*Figure record extracts*:
|---|

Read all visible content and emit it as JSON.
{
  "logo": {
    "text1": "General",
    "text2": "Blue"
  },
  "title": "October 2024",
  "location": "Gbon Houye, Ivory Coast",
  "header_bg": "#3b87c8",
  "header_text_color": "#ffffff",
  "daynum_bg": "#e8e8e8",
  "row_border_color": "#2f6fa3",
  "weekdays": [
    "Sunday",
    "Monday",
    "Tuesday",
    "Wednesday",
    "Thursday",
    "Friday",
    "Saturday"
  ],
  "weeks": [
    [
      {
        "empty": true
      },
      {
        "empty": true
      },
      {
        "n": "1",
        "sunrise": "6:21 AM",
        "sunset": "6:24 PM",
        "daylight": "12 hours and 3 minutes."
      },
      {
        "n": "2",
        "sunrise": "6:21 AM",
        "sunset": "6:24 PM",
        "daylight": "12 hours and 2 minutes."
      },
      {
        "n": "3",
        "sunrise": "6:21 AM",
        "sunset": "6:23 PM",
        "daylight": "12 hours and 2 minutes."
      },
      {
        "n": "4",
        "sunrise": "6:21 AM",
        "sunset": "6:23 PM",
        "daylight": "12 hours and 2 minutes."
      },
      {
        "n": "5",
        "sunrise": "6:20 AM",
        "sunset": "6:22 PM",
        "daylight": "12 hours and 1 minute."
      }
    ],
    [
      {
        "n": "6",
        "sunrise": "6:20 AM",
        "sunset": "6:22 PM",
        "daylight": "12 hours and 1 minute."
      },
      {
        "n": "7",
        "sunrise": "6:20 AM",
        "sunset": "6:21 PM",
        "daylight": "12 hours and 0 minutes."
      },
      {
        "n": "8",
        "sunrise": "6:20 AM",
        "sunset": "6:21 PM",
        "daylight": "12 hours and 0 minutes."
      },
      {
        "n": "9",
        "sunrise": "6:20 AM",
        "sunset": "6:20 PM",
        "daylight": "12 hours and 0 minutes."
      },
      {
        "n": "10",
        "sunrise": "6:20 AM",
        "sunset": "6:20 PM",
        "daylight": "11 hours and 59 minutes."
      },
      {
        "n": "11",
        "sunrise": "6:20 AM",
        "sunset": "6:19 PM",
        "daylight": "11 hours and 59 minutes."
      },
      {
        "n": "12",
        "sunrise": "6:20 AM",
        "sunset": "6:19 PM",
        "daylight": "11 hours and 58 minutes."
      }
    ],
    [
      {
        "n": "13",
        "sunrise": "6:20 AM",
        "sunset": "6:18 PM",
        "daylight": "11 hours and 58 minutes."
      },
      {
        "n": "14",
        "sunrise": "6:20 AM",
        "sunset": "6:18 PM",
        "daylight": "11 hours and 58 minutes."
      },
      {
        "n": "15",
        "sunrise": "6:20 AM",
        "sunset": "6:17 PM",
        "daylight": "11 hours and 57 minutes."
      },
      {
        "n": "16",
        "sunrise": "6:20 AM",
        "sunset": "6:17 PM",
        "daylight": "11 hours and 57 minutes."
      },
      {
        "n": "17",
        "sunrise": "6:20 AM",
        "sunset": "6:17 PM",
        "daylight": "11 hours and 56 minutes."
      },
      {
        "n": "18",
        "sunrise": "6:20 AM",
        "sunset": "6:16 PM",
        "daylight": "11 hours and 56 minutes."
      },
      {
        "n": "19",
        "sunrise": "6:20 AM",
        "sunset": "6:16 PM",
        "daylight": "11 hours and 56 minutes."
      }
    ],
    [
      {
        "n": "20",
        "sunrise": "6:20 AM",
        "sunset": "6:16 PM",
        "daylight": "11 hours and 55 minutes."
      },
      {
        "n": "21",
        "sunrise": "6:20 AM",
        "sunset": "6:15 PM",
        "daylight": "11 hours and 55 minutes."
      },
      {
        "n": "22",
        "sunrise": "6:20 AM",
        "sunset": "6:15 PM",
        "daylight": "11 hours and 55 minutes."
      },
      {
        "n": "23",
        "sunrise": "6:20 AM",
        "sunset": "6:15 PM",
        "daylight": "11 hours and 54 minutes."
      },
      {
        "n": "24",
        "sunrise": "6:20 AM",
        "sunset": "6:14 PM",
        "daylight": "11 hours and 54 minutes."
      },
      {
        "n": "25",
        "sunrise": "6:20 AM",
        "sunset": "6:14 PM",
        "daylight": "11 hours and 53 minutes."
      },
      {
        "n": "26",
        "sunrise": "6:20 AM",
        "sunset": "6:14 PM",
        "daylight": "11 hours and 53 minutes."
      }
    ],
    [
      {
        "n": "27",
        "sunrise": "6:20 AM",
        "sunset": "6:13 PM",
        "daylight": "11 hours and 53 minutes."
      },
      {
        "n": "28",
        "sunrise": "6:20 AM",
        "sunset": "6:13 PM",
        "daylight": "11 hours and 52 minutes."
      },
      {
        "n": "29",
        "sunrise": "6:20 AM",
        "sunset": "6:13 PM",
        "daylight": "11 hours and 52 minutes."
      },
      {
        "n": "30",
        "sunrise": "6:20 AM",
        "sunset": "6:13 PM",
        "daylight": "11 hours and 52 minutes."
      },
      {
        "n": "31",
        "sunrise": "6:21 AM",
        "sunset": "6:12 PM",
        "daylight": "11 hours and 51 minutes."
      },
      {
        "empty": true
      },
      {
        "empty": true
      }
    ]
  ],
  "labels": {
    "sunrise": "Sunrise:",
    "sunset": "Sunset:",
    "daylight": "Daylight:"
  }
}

|---|

*Task to complete*: Please quote the records above exactly, without skipping a line.

*Task answer*:
Read all visible content and emit it as JSON.
{
  "logo": {
    "text1": "General",
    "text2": "Blue"
  },
  "title": "October 2024",
  "location": "Gbon Houye, Ivory Coast",
  "header_bg": "#3b87c8",
  "header_text_color": "#ffffff",
  "daynum_bg": "#e8e8e8",
  "row_border_color": "#2f6fa3",
  "weekdays": [
    "Sunday",
    "Monday",
    "Tuesday",
    "Wednesday",
    "Thursday",
    "Friday",
    "Saturday"
  ],
  "weeks": [
    [
      {
        "empty": true
      },
      {
        "empty": true
      },
      {
        "n": "1",
        "sunrise": "6:21 AM",
        "sunset": "6:24 PM",
        "daylight": "12 hours and 3 minutes."
      },
      {
        "n": "2",
        "sunrise": "6:21 AM",
        "sunset": "6:24 PM",
        "daylight": "12 hours and 2 minutes."
      },
      {
        "n": "3",
        "sunrise": "6:21 AM",
        "sunset": "6:23 PM",
        "daylight": "12 hours and 2 minutes."
      },
      {
        "n": "4",
        "sunrise": "6:21 AM",
        "sunset": "6:23 PM",
        "daylight": "12 hours and 2 minutes."
      },
      {
        "n": "5",
        "sunrise": "6:20 AM",
        "sunset": "6:22 PM",
        "daylight": "12 hours and 1 minute."
      }
    ],
    [
      {
        "n": "6",
        "sunrise": "6:20 AM",
        "sunset": "6:22 PM",
        "daylight": "12 hours and 1 minute."
      },
      {
        "n": "7",
        "sunrise": "6:20 AM",
        "sunset": "6:21 PM",
        "daylight": "12 hours and 0 minutes."
      },
      {
        "n": "8",
        "sunrise": "6:20 AM",
        "sunset": "6:21 PM",
        "daylight": "12 hours and 0 minutes."
      },
      {
        "n": "9",
        "sunrise": "6:20 AM",
        "sunset": "6:20 PM",
        "daylight": "12 hours and 0 minutes."
      },
      {
        "n": "10",
        "sunrise": "6:20 AM",
        "sunset": "6:20 PM",
        "daylight": "11 hours and 59 minutes."
      },
      {
        "n": "11",
        "sunrise": "6:20 AM",
        "sunset": "6:19 PM",
        "daylight": "11 hours and 59 minutes."
      },
      {
        "n": "12",
        "sunrise": "6:20 AM",
        "sunset": "6:19 PM",
        "daylight": "11 hours and 58 minutes."
      }
    ],
    [
      {
        "n": "13",
        "sunrise": "6:20 AM",
        "sunset": "6:18 PM",
        "daylight": "11 hours and 58 minutes."
      },
      {
        "n": "14",
        "sunrise": "6:20 AM",
        "sunset": "6:18 PM",
        "daylight": "11 hours and 58 minutes."
      },
      {
        "n": "15",
        "sunrise": "6:20 AM",
        "sunset": "6:17 PM",
        "daylight": "11 hours and 57 minutes."
      },
      {
        "n": "16",
        "sunrise": "6:20 AM",
        "sunset": "6:17 PM",
        "daylight": "11 hours and 57 minutes."
      },
      {
        "n": "17",
        "sunrise": "6:20 AM",
        "sunset": "6:17 PM",
        "daylight": "11 hours and 56 minutes."
      },
      {
        "n": "18",
        "sunrise": "6:20 AM",
        "sunset": "6:16 PM",
        "daylight": "11 hours and 56 minutes."
      },
      {
        "n": "19",
        "sunrise": "6:20 AM",
        "sunset": "6:16 PM",
        "daylight": "11 hours and 56 minutes."
      }
    ],
    [
      {
        "n": "20",
        "sunrise": "6:20 AM",
        "sunset": "6:16 PM",
        "daylight": "11 hours and 55 minutes."
      },
      {
        "n": "21",
        "sunrise": "6:20 AM",
        "sunset": "6:15 PM",
        "daylight": "11 hours and 55 minutes."
      },
      {
        "n": "22",
        "sunrise": "6:20 AM",
        "sunset": "6:15 PM",
        "daylight": "11 hours and 55 minutes."
      },
      {
        "n": "23",
        "sunrise": "6:20 AM",
        "sunset": "6:15 PM",
        "daylight": "11 hours and 54 minutes."
      },
      {
        "n": "24",
        "sunrise": "6:20 AM",
        "sunset": "6:14 PM",
        "daylight": "11 hours and 54 minutes."
      },
      {
        "n": "25",
        "sunrise": "6:20 AM",
        "sunset": "6:14 PM",
        "daylight": "11 hours and 53 minutes."
      },
      {
        "n": "26",
        "sunrise": "6:20 AM",
        "sunset": "6:14 PM",
        "daylight": "11 hours and 53 minutes."
      }
    ],
    [
      {
        "n": "27",
        "sunrise": "6:20 AM",
        "sunset": "6:13 PM",
        "daylight": "11 hours and 53 minutes."
      },
      {
        "n": "28",
        "sunrise": "6:20 AM",
        "sunset": "6:13 PM",
        "daylight": "11 hours and 52 minutes."
      },
      {
        "n": "29",
        "sunrise": "6:20 AM",
        "sunset": "6:13 PM",
        "daylight": "11 hours and 52 minutes."
      },
      {
        "n": "30",
        "sunrise": "6:20 AM",
        "sunset": "6:13 PM",
        "daylight": "11 hours and 52 minutes."
      },
      {
        "n": "31",
        "sunrise": "6:21 AM",
        "sunset": "6:12 PM",
        "daylight": "11 hours and 51 minutes."
      },
      {
        "empty": true
      },
      {
        "empty": true
      }
    ]
  ],
  "labels": {
    "sunrise": "Sunrise:",
    "sunset": "Sunset:",
    "daylight": "Daylight:"
  }
}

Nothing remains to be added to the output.